Input for this task →

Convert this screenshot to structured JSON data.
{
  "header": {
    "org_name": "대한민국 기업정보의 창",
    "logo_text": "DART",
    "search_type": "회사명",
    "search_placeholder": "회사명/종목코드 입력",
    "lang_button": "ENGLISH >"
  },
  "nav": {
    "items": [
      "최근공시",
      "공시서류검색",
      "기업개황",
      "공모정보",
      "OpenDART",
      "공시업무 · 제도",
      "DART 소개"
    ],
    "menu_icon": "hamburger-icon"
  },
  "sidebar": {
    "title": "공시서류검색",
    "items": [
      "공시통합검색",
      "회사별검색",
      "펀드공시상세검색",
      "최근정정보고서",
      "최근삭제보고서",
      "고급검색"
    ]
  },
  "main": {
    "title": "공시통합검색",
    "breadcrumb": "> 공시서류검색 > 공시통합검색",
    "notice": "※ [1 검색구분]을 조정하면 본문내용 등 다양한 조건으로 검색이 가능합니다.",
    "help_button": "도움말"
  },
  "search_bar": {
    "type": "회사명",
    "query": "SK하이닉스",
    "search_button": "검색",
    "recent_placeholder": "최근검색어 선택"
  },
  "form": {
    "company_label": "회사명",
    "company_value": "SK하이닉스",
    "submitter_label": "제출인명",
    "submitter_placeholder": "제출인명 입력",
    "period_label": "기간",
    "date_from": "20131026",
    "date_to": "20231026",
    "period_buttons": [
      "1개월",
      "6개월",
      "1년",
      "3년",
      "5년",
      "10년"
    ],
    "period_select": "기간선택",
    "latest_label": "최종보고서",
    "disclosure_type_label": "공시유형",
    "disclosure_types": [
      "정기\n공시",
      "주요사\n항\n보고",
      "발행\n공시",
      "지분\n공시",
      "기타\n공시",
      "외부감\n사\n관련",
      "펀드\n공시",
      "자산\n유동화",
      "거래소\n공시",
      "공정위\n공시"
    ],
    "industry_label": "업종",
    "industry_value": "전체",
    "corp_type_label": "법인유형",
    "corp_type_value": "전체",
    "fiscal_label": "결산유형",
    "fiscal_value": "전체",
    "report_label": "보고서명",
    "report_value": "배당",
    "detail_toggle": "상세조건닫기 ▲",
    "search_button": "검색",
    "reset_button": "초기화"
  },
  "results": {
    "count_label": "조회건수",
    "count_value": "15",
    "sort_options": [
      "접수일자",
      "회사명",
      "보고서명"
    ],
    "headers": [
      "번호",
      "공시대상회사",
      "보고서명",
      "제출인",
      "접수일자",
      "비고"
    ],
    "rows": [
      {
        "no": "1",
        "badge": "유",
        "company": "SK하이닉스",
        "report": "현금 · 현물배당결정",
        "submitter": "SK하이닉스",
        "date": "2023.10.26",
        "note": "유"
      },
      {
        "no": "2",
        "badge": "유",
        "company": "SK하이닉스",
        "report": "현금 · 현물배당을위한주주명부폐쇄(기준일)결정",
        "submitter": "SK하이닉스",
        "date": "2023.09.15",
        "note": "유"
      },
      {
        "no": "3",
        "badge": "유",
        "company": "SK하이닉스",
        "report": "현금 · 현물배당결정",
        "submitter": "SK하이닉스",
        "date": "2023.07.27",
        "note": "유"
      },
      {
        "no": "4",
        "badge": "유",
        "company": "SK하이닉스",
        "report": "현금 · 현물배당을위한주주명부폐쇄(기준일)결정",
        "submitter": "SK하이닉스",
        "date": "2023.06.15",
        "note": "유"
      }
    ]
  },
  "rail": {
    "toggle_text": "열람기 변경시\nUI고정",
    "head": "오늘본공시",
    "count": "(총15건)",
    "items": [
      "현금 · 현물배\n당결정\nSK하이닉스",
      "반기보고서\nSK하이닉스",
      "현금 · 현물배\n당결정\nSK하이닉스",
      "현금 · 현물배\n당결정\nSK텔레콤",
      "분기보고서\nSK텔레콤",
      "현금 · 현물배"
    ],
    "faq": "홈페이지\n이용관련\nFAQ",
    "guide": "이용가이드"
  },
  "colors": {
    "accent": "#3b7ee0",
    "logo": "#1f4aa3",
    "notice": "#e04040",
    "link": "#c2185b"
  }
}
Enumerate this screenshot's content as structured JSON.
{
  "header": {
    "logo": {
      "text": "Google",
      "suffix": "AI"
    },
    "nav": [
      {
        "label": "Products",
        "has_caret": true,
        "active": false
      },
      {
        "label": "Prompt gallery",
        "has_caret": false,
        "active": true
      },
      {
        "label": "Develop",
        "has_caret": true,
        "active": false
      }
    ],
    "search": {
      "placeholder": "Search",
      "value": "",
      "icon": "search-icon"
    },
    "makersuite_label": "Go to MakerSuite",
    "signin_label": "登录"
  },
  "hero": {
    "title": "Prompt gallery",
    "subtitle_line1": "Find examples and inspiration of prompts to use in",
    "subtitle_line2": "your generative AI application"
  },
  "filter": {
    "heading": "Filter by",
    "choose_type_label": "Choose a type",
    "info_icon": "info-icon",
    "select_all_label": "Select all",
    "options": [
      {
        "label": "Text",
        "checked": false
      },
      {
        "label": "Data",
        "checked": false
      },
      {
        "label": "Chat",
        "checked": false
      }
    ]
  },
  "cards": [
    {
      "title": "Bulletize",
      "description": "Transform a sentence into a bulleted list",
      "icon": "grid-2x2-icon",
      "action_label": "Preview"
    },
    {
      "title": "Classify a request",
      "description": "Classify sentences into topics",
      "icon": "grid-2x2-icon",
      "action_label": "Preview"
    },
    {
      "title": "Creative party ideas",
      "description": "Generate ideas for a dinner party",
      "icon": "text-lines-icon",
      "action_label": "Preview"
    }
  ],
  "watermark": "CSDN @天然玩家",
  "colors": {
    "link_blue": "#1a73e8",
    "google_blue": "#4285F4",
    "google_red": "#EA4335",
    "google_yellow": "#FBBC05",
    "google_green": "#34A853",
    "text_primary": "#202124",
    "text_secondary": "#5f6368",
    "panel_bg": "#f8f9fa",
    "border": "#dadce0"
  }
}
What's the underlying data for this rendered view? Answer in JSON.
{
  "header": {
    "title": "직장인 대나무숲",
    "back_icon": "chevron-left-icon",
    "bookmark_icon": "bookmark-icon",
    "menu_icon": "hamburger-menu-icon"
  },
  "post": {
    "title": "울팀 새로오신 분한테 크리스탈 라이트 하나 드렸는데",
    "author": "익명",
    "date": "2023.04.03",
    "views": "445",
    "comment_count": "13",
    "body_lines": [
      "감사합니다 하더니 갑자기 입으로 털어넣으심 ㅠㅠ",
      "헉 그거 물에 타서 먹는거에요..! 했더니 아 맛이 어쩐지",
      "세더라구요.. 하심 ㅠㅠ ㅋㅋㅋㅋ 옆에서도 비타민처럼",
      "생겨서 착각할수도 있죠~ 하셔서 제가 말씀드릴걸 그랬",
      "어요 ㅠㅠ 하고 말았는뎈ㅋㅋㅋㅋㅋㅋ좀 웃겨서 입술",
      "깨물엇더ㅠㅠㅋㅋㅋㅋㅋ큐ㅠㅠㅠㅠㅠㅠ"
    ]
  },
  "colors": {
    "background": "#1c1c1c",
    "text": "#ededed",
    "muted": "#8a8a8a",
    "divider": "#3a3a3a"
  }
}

To do → Every entry needs to be retyped exactly.

Completed task →
Convert this screenshot to structured JSON data.
{
  "header": {
    "org_name": "대한민국 기업정보의 창",
    "logo_text": "DART",
    "search_type": "회사명",
    "search_placeholder": "회사명/종목코드 입력",
    "lang_button": "ENGLISH >"
  },
  "nav": {
    "items": [
      "최근공시",
      "공시서류검색",
      "기업개황",
      "공모정보",
      "OpenDART",
      "공시업무 · 제도",
      "DART 소개"
    ],
    "menu_icon": "hamburger-icon"
  },
  "sidebar": {
    "title": "공시서류검색",
    "items": [
      "공시통합검색",
      "회사별검색",
      "펀드공시상세검색",
      "최근정정보고서",
      "최근삭제보고서",
      "고급검색"
    ]
  },
  "main": {
    "title": "공시통합검색",
    "breadcrumb": "> 공시서류검색 > 공시통합검색",
    "notice": "※ [1 검색구분]을 조정하면 본문내용 등 다양한 조건으로 검색이 가능합니다.",
    "help_button": "도움말"
  },
  "search_bar": {
    "type": "회사명",
    "query": "SK하이닉스",
    "search_button": "검색",
    "recent_placeholder": "최근검색어 선택"
  },
  "form": {
    "company_label": "회사명",
    "company_value": "SK하이닉스",
    "submitter_label": "제출인명",
    "submitter_placeholder": "제출인명 입력",
    "period_label": "기간",
    "date_from": "20131026",
    "date_to": "20231026",
    "period_buttons": [
      "1개월",
      "6개월",
      "1년",
      "3년",
      "5년",
      "10년"
    ],
    "period_select": "기간선택",
    "latest_label": "최종보고서",
    "disclosure_type_label": "공시유형",
    "disclosure_types": [
      "정기\n공시",
      "주요사\n항\n보고",
      "발행\n공시",
      "지분\n공시",
      "기타\n공시",
      "외부감\n사\n관련",
      "펀드\n공시",
      "자산\n유동화",
      "거래소\n공시",
      "공정위\n공시"
    ],
    "industry_label": "업종",
    "industry_value": "전체",
    "corp_type_label": "법인유형",
    "corp_type_value": "전체",
    "fiscal_label": "결산유형",
    "fiscal_value": "전체",
    "report_label": "보고서명",
    "report_value": "배당",
    "detail_toggle": "상세조건닫기 ▲",
    "search_button": "검색",
    "reset_button": "초기화"
  },
  "results": {
    "count_label": "조회건수",
    "count_value": "15",
    "sort_options": [
      "접수일자",
      "회사명",
      "보고서명"
    ],
    "headers": [
      "번호",
      "공시대상회사",
      "보고서명",
      "제출인",
      "접수일자",
      "비고"
    ],
    "rows": [
      {
        "no": "1",
        "badge": "유",
        "company": "SK하이닉스",
        "report": "현금 · 현물배당결정",
        "submitter": "SK하이닉스",
        "date": "2023.10.26",
        "note": "유"
      },
      {
        "no": "2",
        "badge": "유",
        "company": "SK하이닉스",
        "report": "현금 · 현물배당을위한주주명부폐쇄(기준일)결정",
        "submitter": "SK하이닉스",
        "date": "2023.09.15",
        "note": "유"
      },
      {
        "no": "3",
        "badge": "유",
        "company": "SK하이닉스",
        "report": "현금 · 현물배당결정",
        "submitter": "SK하이닉스",
        "date": "2023.07.27",
        "note": "유"
      },
      {
        "no": "4",
        "badge": "유",
        "company": "SK하이닉스",
        "report": "현금 · 현물배당을위한주주명부폐쇄(기준일)결정",
        "submitter": "SK하이닉스",
        "date": "2023.06.15",
        "note": "유"
      }
    ]
  },
  "rail": {
    "toggle_text": "열람기 변경시\nUI고정",
    "head": "오늘본공시",
    "count": "(총15건)",
    "items": [
      "현금 · 현물배\n당결정\nSK하이닉스",
      "반기보고서\nSK하이닉스",
      "현금 · 현물배\n당결정\nSK하이닉스",
      "현금 · 현물배\n당결정\nSK텔레콤",
      "분기보고서\nSK텔레콤",
      "현금 · 현물배"
    ],
    "faq": "홈페이지\n이용관련\nFAQ",
    "guide": "이용가이드"
  },
  "colors": {
    "accent": "#3b7ee0",
    "logo": "#1f4aa3",
    "notice": "#e04040",
    "link": "#c2185b"
  }
}
Enumerate this screenshot's content as structured JSON.
{
  "header": {
    "logo": {
      "text": "Google",
      "suffix": "AI"
    },
    "nav": [
      {
        "label": "Products",
        "has_caret": true,
        "active": false
      },
      {
        "label": "Prompt gallery",
        "has_caret": false,
        "active": true
      },
      {
        "label": "Develop",
        "has_caret": true,
        "active": false
      }
    ],
    "search": {
      "placeholder": "Search",
      "value": "",
      "icon": "search-icon"
    },
    "makersuite_label": "Go to MakerSuite",
    "signin_label": "登录"
  },
  "hero": {
    "title": "Prompt gallery",
    "subtitle_line1": "Find examples and inspiration of prompts to use in",
    "subtitle_line2": "your generative AI application"
  },
  "filter": {
    "heading": "Filter by",
    "choose_type_label": "Choose a type",
    "info_icon": "info-icon",
    "select_all_label": "Select all",
    "options": [
      {
        "label": "Text",
        "checked": false
      },
      {
        "label": "Data",
        "checked": false
      },
      {
        "label": "Chat",
        "checked": false
      }
    ]
  },
  "cards": [
    {
      "title": "Bulletize",
      "description": "Transform a sentence into a bulleted list",
      "icon": "grid-2x2-icon",
      "action_label": "Preview"
    },
    {
      "title": "Classify a request",
      "description": "Classify sentences into topics",
      "icon": "grid-2x2-icon",
      "action_label": "Preview"
    },
    {
      "title": "Creative party ideas",
      "description": "Generate ideas for a dinner party",
      "icon": "text-lines-icon",
      "action_label": "Preview"
    }
  ],
  "watermark": "CSDN @天然玩家",
  "colors": {
    "link_blue": "#1a73e8",
    "google_blue": "#4285F4",
    "google_red": "#EA4335",
    "google_yellow": "#FBBC05",
    "google_green": "#34A853",
    "text_primary": "#202124",
    "text_secondary": "#5f6368",
    "panel_bg": "#f8f9fa",
    "border": "#dadce0"
  }
}
What's the underlying data for this rendered view? Answer in JSON.
{
  "header": {
    "title": "직장인 대나무숲",
    "back_icon": "chevron-left-icon",
    "bookmark_icon": "bookmark-icon",
    "menu_icon": "hamburger-menu-icon"
  },
  "post": {
    "title": "울팀 새로오신 분한테 크리스탈 라이트 하나 드렸는데",
    "author": "익명",
    "date": "2023.04.03",
    "views": "445",
    "comment_count": "13",
    "body_lines": [
      "감사합니다 하더니 갑자기 입으로 털어넣으심 ㅠㅠ",
      "헉 그거 물에 타서 먹는거에요..! 했더니 아 맛이 어쩐지",
      "세더라구요.. 하심 ㅠㅠ ㅋㅋㅋㅋ 옆에서도 비타민처럼",
      "생겨서 착각할수도 있죠~ 하셔서 제가 말씀드릴걸 그랬",
      "어요 ㅠㅠ 하고 말았는뎈ㅋㅋㅋㅋㅋㅋ좀 웃겨서 입술",
      "깨물엇더ㅠㅠㅋㅋㅋㅋㅋ큐ㅠㅠㅠㅠㅠㅠ"
    ]
  },
  "colors": {
    "background": "#1c1c1c",
    "text": "#ededed",
    "muted": "#8a8a8a",
    "divider": "#3a3a3a"
  }
}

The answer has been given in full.